• **Task details**:
Check each line of the records below and collect those holding "Created".

• **Entries with figure data**:
□ □ □ □

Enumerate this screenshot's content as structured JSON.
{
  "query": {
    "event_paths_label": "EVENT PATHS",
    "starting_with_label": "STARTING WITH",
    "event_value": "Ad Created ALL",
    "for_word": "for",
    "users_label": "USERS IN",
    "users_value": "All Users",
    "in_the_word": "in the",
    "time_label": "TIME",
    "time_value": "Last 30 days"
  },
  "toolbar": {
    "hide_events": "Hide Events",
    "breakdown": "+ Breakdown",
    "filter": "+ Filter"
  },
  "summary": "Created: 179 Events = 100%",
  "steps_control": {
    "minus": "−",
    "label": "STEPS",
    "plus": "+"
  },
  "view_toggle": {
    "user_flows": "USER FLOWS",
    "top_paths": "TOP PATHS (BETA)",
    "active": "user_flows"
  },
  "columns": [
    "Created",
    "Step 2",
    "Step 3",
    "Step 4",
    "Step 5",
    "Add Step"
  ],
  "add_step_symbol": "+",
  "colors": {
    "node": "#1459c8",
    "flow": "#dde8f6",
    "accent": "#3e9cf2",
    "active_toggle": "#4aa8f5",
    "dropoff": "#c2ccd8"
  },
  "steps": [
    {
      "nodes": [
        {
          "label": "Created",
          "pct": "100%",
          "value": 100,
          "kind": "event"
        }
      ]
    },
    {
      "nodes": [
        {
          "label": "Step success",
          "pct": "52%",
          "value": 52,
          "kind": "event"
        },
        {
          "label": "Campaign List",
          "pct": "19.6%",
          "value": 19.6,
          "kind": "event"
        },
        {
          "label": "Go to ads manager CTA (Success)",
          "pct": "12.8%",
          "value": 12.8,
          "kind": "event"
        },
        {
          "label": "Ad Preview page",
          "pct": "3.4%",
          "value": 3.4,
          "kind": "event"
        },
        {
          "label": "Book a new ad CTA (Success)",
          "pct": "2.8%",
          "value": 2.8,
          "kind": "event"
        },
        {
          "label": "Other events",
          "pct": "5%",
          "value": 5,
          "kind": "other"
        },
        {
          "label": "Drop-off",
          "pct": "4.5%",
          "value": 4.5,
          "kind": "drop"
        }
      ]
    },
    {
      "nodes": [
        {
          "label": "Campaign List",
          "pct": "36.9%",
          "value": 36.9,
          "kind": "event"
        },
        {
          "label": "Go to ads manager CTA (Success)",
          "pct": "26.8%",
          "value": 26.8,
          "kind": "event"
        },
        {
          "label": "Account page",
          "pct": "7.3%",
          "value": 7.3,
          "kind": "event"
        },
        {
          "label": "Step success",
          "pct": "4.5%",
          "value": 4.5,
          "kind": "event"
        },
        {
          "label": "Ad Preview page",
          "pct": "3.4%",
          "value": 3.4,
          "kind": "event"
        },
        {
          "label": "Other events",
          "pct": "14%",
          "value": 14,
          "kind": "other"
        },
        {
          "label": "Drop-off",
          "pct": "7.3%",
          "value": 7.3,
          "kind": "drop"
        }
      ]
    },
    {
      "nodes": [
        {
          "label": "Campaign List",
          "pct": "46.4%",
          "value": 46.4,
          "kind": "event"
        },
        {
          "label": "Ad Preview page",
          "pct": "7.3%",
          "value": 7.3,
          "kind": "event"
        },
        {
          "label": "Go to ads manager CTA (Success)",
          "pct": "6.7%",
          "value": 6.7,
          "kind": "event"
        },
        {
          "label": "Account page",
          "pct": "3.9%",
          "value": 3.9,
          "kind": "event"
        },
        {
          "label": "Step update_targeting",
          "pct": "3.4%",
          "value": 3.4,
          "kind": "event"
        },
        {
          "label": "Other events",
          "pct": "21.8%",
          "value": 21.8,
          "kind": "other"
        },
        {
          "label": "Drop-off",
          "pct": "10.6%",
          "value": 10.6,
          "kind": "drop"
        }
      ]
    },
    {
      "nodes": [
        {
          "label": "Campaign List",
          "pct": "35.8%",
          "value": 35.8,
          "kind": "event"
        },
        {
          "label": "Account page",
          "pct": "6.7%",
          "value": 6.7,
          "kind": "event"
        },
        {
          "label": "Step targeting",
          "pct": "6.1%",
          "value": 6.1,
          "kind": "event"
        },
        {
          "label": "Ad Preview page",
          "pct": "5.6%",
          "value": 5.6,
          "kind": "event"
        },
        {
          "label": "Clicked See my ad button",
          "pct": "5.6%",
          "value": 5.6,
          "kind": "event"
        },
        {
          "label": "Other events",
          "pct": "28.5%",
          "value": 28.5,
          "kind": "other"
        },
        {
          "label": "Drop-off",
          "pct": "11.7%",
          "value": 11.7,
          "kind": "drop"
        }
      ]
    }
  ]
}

□ □ □ □

• **Correct output**:
    "event_value": "Ad Created ALL",
  "summary": "Created: 179 Events = 100%",
    "Created",
          "label": "Created",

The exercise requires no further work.